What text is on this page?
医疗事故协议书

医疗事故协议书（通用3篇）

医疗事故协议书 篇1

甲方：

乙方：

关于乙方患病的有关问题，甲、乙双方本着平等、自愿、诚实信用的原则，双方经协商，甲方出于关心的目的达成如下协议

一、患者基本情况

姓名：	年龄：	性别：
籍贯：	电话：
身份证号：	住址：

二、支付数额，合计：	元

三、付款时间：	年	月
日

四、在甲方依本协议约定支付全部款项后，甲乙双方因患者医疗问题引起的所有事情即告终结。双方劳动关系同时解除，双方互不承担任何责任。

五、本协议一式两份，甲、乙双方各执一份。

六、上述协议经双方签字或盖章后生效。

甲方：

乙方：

◇ ◇ ◇ ◇

What is required:
Using the listing above, retype each line exactly.

Answer for the task:
What text is on this page?
医疗事故协议书

医疗事故协议书（通用3篇）

医疗事故协议书 篇1

甲方：

乙方：

关于乙方患病的有关问题，甲、乙双方本着平等、自愿、诚实信用的原则，双方经协商，甲方出于关心的目的达成如下协议

一、患者基本情况

姓名：	年龄：	性别：
籍贯：	电话：
身份证号：	住址：

二、支付数额，合计：	元

三、付款时间：	年	月
日

四、在甲方依本协议约定支付全部款项后，甲乙双方因患者医疗问题引起的所有事情即告终结。双方劳动关系同时解除，双方互不承担任何责任。

五、本协议一式两份，甲、乙双方各执一份。

六、上述协议经双方签字或盖章后生效。

甲方：

乙方：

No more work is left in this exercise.